_INSTRUCTIONS TO FOLLOW_
Copy all entries without alteration and skip the pictures they hold.

>> begin RECORDS SUPPLIED

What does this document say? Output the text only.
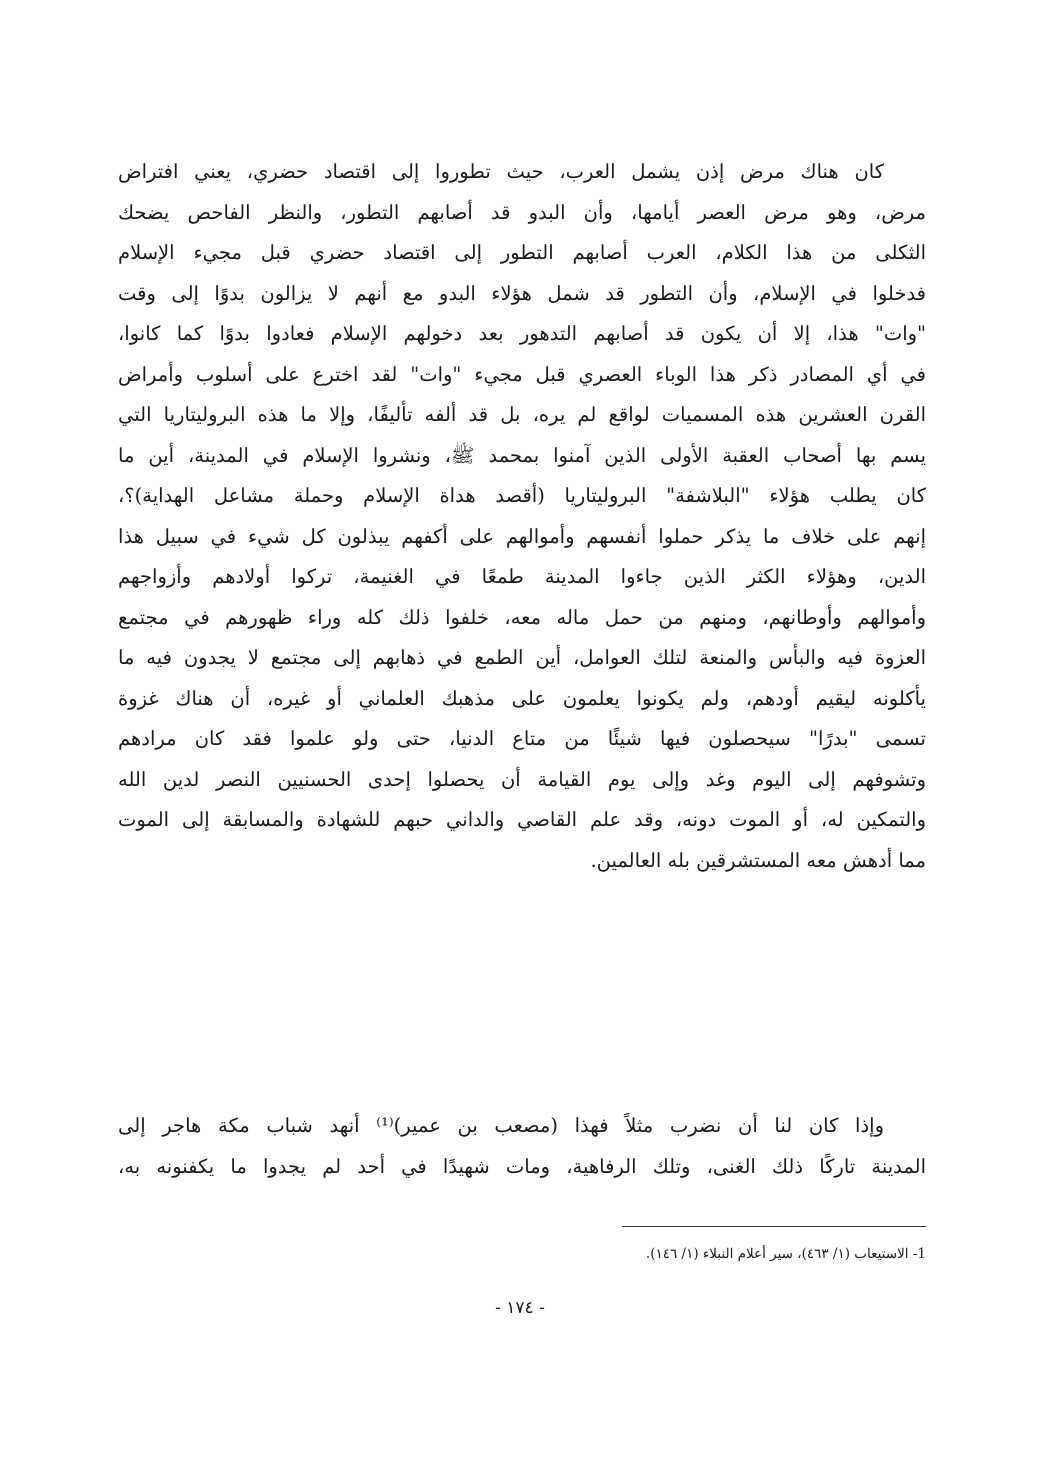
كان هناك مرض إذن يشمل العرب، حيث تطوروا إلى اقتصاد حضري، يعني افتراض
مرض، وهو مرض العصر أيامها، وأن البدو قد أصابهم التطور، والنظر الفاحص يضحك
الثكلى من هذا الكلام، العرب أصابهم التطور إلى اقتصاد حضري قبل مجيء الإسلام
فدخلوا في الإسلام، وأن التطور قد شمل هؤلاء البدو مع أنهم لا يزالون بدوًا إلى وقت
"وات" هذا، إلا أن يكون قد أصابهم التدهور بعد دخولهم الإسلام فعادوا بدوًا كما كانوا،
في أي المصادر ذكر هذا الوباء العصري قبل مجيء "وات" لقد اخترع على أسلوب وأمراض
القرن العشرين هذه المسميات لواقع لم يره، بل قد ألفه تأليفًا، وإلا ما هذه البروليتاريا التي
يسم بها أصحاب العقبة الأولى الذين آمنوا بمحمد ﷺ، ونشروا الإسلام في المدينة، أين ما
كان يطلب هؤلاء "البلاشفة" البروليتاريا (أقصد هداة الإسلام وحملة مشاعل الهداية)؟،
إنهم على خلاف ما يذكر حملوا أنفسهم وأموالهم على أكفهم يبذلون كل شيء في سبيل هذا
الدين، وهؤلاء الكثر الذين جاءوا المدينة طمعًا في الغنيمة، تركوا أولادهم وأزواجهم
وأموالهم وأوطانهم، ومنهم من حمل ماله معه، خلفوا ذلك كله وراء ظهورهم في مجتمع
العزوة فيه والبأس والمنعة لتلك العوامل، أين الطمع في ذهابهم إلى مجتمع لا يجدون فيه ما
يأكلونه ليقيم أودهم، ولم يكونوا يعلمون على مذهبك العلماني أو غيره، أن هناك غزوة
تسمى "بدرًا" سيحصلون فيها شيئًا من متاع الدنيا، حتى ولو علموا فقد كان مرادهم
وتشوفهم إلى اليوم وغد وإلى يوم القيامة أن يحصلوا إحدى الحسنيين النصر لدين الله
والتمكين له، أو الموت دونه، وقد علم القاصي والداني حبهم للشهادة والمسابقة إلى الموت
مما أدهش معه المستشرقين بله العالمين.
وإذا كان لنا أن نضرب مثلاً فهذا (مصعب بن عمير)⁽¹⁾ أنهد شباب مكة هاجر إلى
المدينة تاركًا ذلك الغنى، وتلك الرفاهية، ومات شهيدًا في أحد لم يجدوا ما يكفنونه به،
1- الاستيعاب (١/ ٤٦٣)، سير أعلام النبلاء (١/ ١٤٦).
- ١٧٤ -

>> end RECORDS SUPPLIED

_FINISHED TASK_
What does this document say? Output the text only.
كان هناك مرض إذن يشمل العرب، حيث تطوروا إلى اقتصاد حضري، يعني افتراض
مرض، وهو مرض العصر أيامها، وأن البدو قد أصابهم التطور، والنظر الفاحص يضحك
الثكلى من هذا الكلام، العرب أصابهم التطور إلى اقتصاد حضري قبل مجيء الإسلام
فدخلوا في الإسلام، وأن التطور قد شمل هؤلاء البدو مع أنهم لا يزالون بدوًا إلى وقت
"وات" هذا، إلا أن يكون قد أصابهم التدهور بعد دخولهم الإسلام فعادوا بدوًا كما كانوا،
في أي المصادر ذكر هذا الوباء العصري قبل مجيء "وات" لقد اخترع على أسلوب وأمراض
القرن العشرين هذه المسميات لواقع لم يره، بل قد ألفه تأليفًا، وإلا ما هذه البروليتاريا التي
يسم بها أصحاب العقبة الأولى الذين آمنوا بمحمد ﷺ، ونشروا الإسلام في المدينة، أين ما
كان يطلب هؤلاء "البلاشفة" البروليتاريا (أقصد هداة الإسلام وحملة مشاعل الهداية)؟،
إنهم على خلاف ما يذكر حملوا أنفسهم وأموالهم على أكفهم يبذلون كل شيء في سبيل هذا
الدين، وهؤلاء الكثر الذين جاءوا المدينة طمعًا في الغنيمة، تركوا أولادهم وأزواجهم
وأموالهم وأوطانهم، ومنهم من حمل ماله معه، خلفوا ذلك كله وراء ظهورهم في مجتمع
العزوة فيه والبأس والمنعة لتلك العوامل، أين الطمع في ذهابهم إلى مجتمع لا يجدون فيه ما
يأكلونه ليقيم أودهم، ولم يكونوا يعلمون على مذهبك العلماني أو غيره، أن هناك غزوة
تسمى "بدرًا" سيحصلون فيها شيئًا من متاع الدنيا، حتى ولو علموا فقد كان مرادهم
وتشوفهم إلى اليوم وغد وإلى يوم القيامة أن يحصلوا إحدى الحسنيين النصر لدين الله
والتمكين له، أو الموت دونه، وقد علم القاصي والداني حبهم للشهادة والمسابقة إلى الموت
مما أدهش معه المستشرقين بله العالمين.
وإذا كان لنا أن نضرب مثلاً فهذا (مصعب بن عمير)⁽¹⁾ أنهد شباب مكة هاجر إلى
المدينة تاركًا ذلك الغنى، وتلك الرفاهية، ومات شهيدًا في أحد لم يجدوا ما يكفنونه به،
1- الاستيعاب (١/ ٤٦٣)، سير أعلام النبلاء (١/ ١٤٦).
- ١٧٤ -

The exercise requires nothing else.